__OBJECTIVE__. Locate the lines of the listing below that hold "states", then copy each of them.

__INFORMATION GIVEN__.
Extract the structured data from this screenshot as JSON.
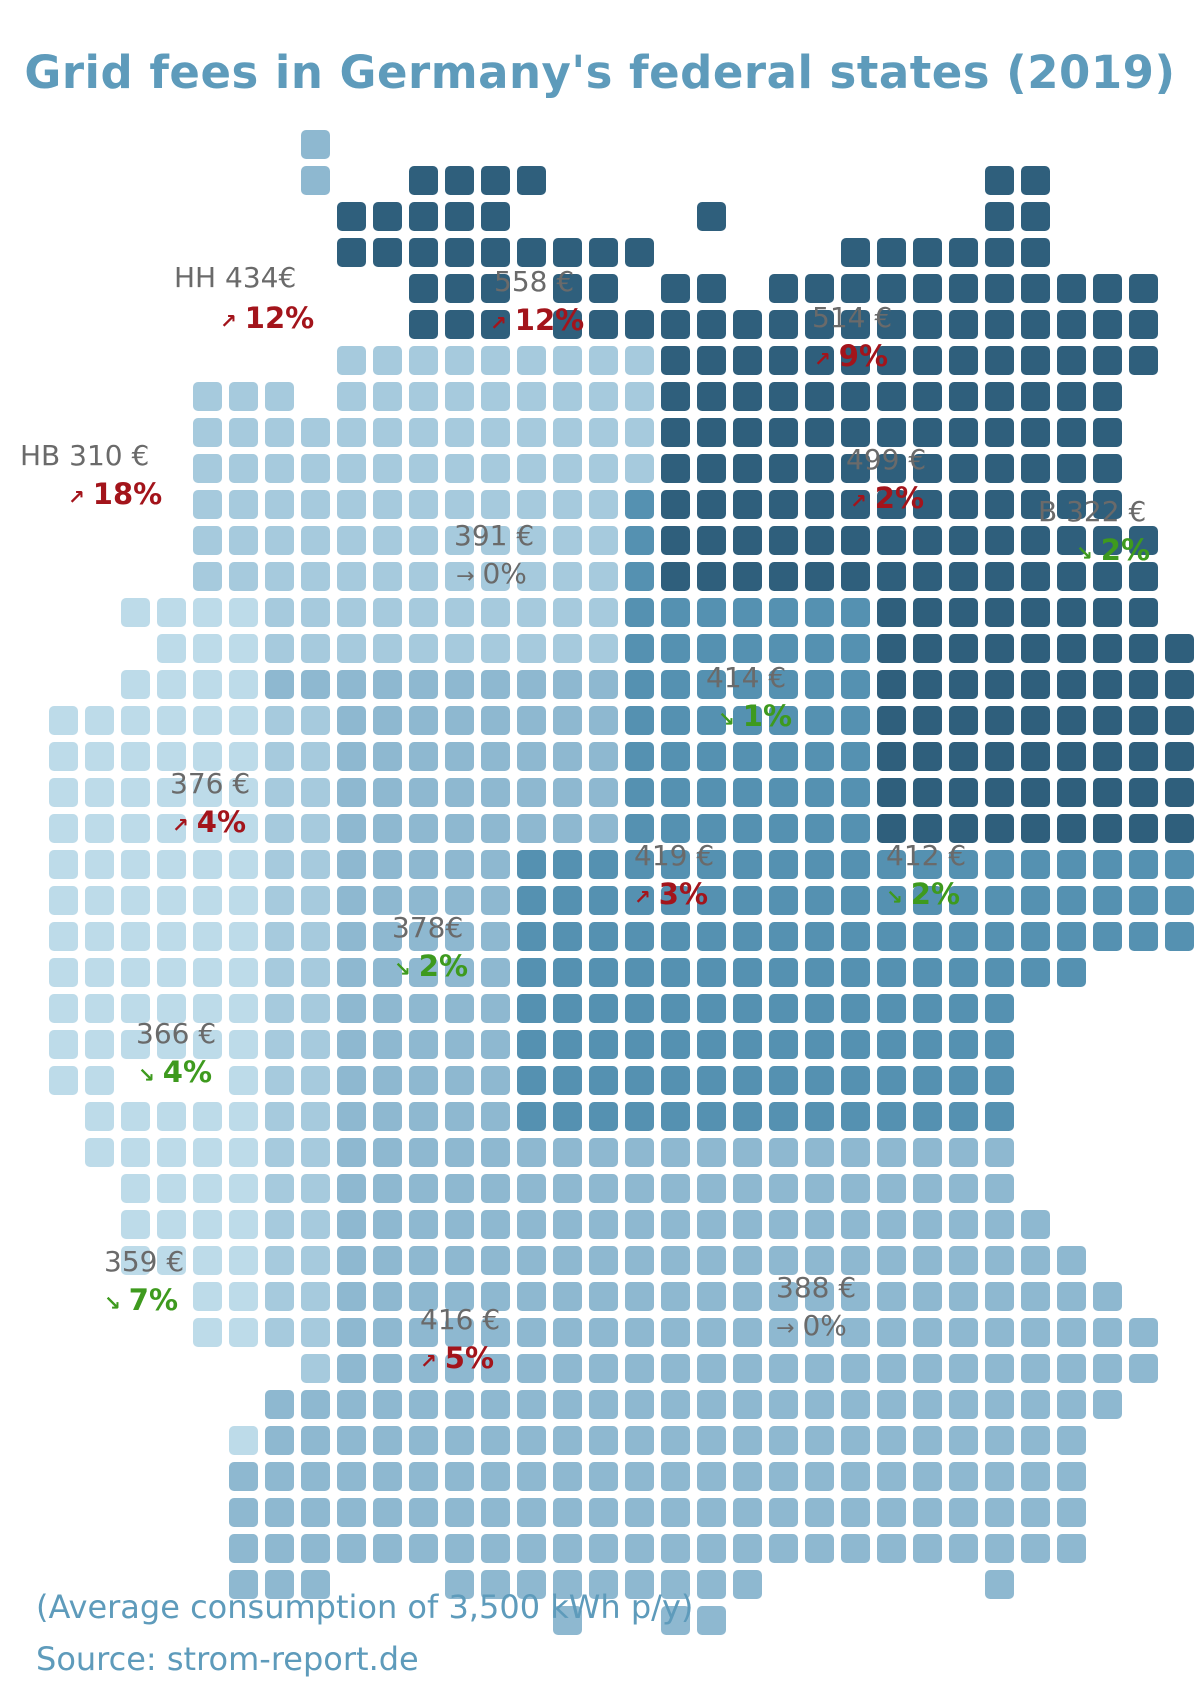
{
  "title": "Grid fees in Germany's federal states (2019)",
  "colors": {
    "title": "#5e9bbb",
    "label_text": "#6a6a6a",
    "increase": "#a3141b",
    "decrease": "#3e9a1e",
    "unchanged": "#6a6a6a",
    "tile_shades": [
      "#bddbe9",
      "#a6cadd",
      "#8eb8d0",
      "#5591b1",
      "#2f5f7c"
    ]
  },
  "icons": {
    "increase": "arrow-up-right-icon",
    "decrease": "arrow-down-right-icon",
    "unchanged": "arrow-right-icon"
  },
  "states": [
    {
      "id": "hh",
      "fee_label": "HH 434€",
      "change_label": "12%",
      "direction": "increase"
    },
    {
      "id": "mv",
      "fee_label": "558 €",
      "change_label": "12%",
      "direction": "increase"
    },
    {
      "id": "bb",
      "fee_label": "514 €",
      "change_label": "9%",
      "direction": "increase"
    },
    {
      "id": "hb",
      "fee_label": "HB 310 €",
      "change_label": "18%",
      "direction": "increase"
    },
    {
      "id": "bb2",
      "fee_label": "499 €",
      "change_label": "2%",
      "direction": "increase"
    },
    {
      "id": "be",
      "fee_label": "B 322 €",
      "change_label": "2%",
      "direction": "decrease"
    },
    {
      "id": "ni",
      "fee_label": "391 €",
      "change_label": "0%",
      "direction": "unchanged"
    },
    {
      "id": "st",
      "fee_label": "414 €",
      "change_label": "1%",
      "direction": "decrease"
    },
    {
      "id": "nw",
      "fee_label": "376 €",
      "change_label": "4%",
      "direction": "increase"
    },
    {
      "id": "th",
      "fee_label": "419 €",
      "change_label": "3%",
      "direction": "increase"
    },
    {
      "id": "sn",
      "fee_label": "412 €",
      "change_label": "2%",
      "direction": "decrease"
    },
    {
      "id": "he",
      "fee_label": "378€",
      "change_label": "2%",
      "direction": "decrease"
    },
    {
      "id": "rp",
      "fee_label": "366 €",
      "change_label": "4%",
      "direction": "decrease"
    },
    {
      "id": "sl",
      "fee_label": "359 €",
      "change_label": "7%",
      "direction": "decrease"
    },
    {
      "id": "by",
      "fee_label": "388 €",
      "change_label": "0%",
      "direction": "unchanged"
    },
    {
      "id": "bw",
      "fee_label": "416 €",
      "change_label": "5%",
      "direction": "increase"
    }
  ],
  "footnote": "(Average consumption of 3,500 kWh p/y)",
  "source": "Source: strom-report.de"
}
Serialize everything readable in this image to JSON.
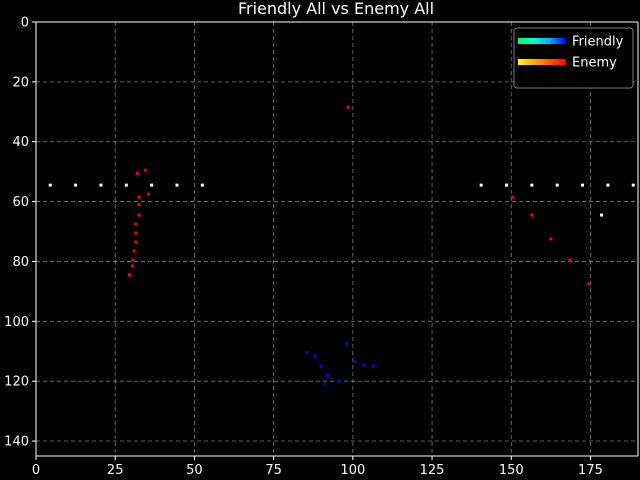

__EXPECTED ANSWER__.
  "title": "Grid fees in Germany's federal states (2019)",
  "states": [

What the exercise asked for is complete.